Extracted records
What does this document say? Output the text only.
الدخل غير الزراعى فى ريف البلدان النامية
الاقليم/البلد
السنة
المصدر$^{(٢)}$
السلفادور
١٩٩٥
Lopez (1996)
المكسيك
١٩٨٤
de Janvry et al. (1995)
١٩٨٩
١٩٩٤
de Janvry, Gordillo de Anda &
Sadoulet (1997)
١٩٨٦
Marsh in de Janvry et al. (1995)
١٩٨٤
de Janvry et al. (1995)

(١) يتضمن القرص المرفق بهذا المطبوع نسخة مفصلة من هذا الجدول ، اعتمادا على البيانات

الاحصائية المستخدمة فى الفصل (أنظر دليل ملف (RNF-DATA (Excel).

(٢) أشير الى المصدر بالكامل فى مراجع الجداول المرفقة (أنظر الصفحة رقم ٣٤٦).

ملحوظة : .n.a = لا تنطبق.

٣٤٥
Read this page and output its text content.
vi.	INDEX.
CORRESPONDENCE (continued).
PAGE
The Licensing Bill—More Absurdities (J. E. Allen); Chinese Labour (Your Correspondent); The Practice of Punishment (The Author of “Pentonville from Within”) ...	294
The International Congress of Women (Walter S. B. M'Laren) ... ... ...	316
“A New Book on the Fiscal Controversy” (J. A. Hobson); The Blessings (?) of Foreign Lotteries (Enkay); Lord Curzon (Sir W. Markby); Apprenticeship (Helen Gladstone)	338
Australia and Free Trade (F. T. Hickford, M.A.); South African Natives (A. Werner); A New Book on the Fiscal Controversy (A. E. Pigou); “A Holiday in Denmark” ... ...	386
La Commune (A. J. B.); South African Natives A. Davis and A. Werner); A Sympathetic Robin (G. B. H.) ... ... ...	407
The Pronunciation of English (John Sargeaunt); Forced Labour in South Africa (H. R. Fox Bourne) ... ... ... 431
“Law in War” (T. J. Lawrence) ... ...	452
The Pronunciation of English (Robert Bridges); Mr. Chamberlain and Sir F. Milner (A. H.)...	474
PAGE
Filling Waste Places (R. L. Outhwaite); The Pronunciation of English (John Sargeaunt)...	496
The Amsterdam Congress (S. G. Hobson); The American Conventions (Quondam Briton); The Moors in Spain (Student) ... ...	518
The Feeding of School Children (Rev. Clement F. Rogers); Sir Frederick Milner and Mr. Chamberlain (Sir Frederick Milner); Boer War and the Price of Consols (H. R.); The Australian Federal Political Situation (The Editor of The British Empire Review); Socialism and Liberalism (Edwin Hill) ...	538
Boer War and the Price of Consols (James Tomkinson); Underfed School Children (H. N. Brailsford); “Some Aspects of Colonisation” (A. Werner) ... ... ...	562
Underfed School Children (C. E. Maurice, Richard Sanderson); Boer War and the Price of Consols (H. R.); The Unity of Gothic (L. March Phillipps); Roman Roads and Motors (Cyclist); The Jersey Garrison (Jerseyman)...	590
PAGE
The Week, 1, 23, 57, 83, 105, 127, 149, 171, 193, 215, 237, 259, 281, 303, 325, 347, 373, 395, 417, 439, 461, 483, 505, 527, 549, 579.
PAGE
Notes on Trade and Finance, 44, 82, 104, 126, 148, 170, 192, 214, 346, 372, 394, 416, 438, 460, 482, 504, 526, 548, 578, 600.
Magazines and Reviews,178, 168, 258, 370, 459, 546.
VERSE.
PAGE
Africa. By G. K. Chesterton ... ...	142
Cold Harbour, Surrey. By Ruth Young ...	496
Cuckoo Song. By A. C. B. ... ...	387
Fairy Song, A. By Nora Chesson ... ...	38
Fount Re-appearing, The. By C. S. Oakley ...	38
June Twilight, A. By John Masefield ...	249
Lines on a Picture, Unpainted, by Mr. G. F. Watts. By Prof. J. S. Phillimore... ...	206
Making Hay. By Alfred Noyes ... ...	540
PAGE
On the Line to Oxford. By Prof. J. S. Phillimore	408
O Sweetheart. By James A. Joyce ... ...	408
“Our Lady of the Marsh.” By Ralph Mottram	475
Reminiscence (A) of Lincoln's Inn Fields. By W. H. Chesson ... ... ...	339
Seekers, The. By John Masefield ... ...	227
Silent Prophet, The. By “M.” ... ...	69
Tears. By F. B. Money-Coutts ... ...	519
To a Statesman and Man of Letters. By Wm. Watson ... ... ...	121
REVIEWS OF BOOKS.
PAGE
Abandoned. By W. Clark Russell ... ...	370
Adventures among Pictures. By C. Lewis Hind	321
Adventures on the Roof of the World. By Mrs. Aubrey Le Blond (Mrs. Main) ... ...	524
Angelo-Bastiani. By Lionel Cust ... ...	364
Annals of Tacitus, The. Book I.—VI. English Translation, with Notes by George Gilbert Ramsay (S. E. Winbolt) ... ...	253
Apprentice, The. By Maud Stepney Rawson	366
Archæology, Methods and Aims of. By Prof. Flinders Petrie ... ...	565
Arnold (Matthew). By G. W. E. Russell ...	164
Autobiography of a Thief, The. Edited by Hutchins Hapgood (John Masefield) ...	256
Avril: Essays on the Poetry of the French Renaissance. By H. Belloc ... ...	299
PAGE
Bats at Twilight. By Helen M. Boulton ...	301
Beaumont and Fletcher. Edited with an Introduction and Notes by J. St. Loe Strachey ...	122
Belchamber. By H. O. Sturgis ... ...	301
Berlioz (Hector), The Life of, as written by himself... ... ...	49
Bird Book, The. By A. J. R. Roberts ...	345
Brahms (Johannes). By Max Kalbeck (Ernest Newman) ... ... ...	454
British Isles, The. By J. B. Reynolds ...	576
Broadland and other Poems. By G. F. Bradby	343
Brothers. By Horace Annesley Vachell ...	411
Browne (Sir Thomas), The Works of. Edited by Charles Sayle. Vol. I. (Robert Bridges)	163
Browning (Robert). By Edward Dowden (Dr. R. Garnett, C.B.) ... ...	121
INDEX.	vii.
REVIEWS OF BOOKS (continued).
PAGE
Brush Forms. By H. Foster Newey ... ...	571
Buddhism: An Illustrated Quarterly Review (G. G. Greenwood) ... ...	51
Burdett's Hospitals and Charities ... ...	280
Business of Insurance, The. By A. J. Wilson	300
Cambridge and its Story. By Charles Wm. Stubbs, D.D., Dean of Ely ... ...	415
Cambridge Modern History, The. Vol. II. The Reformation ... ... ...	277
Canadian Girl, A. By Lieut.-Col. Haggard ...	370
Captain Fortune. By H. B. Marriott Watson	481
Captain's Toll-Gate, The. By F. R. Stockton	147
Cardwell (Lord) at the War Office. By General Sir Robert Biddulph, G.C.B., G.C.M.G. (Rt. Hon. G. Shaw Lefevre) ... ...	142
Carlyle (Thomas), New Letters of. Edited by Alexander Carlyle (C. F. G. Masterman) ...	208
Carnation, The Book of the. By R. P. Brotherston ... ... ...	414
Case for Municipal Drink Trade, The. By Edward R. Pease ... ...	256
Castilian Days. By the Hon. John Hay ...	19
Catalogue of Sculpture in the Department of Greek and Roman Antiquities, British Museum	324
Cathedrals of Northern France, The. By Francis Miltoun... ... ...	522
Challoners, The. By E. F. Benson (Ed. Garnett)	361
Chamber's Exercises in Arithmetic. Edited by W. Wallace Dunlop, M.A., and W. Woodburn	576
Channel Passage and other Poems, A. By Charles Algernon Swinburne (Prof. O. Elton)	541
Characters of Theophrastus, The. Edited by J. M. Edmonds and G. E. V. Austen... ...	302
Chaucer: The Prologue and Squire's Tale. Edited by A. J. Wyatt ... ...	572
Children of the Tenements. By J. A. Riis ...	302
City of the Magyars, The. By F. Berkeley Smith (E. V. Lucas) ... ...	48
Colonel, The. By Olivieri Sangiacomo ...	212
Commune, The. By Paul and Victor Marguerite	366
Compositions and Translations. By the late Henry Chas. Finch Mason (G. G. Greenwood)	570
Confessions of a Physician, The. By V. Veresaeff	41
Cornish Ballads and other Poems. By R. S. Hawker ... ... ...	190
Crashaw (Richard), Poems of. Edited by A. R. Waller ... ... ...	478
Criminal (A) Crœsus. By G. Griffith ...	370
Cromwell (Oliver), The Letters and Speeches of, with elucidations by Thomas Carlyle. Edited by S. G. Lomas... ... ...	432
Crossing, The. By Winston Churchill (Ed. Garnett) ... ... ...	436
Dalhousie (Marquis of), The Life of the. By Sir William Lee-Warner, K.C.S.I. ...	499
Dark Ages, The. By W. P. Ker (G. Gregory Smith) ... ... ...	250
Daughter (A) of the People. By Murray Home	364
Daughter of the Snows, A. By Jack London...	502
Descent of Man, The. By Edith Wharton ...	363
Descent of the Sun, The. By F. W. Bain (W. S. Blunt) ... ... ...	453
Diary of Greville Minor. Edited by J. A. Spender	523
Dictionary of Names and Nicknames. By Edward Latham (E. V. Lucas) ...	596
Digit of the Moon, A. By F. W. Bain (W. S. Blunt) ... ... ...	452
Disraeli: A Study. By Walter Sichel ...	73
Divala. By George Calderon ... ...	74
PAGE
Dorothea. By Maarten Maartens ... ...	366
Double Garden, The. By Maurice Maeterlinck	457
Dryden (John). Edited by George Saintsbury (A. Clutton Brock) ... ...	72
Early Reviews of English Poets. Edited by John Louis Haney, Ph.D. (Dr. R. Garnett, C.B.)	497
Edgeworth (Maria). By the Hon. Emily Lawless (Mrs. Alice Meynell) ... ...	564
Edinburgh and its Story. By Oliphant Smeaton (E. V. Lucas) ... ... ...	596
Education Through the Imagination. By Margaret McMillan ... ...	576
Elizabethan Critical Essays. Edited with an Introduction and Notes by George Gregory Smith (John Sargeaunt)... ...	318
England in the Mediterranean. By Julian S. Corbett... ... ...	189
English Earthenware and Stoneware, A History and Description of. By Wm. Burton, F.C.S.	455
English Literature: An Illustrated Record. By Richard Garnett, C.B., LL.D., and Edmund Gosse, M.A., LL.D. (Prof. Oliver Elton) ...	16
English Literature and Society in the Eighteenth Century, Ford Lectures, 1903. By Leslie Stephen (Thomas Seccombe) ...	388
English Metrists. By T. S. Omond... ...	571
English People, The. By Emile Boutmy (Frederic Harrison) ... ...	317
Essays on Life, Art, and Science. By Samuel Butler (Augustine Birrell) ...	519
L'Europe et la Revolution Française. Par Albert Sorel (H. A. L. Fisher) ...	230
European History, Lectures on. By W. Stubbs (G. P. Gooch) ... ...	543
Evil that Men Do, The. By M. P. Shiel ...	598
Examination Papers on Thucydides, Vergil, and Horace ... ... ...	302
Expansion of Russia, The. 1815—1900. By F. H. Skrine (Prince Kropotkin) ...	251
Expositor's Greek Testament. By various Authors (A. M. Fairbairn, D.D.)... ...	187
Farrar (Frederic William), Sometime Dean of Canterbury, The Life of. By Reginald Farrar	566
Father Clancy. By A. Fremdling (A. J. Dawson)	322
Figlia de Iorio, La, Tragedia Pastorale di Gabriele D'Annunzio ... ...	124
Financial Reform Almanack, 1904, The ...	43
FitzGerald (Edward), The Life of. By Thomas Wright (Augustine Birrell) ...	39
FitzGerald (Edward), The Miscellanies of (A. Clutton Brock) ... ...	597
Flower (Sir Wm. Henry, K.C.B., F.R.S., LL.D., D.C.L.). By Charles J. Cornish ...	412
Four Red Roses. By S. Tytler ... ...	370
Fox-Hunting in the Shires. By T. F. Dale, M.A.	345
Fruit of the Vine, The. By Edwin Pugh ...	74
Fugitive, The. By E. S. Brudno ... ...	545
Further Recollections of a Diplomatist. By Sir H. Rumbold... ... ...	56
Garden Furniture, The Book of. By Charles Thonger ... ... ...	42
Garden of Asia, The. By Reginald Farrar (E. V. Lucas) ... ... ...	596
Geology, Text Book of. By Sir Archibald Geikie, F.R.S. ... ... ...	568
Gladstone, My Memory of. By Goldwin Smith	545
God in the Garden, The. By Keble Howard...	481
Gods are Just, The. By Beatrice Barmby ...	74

» Exercise
Where a line of the material above holds the string "Life", copy that line.

» Reply to the task
Berlioz (Hector), The Life of, as written by himself... ... ...	49
Dalhousie (Marquis of), The Life of the. By Sir William Lee-Warner, K.C.S.I. ...	499
Essays on Life, Art, and Science. By Samuel Butler (Augustine Birrell) ...	519
Farrar (Frederic William), Sometime Dean of Canterbury, The Life of. By Reginald Farrar	566
FitzGerald (Edward), The Life of. By Thomas Wright (Augustine Birrell) ...	39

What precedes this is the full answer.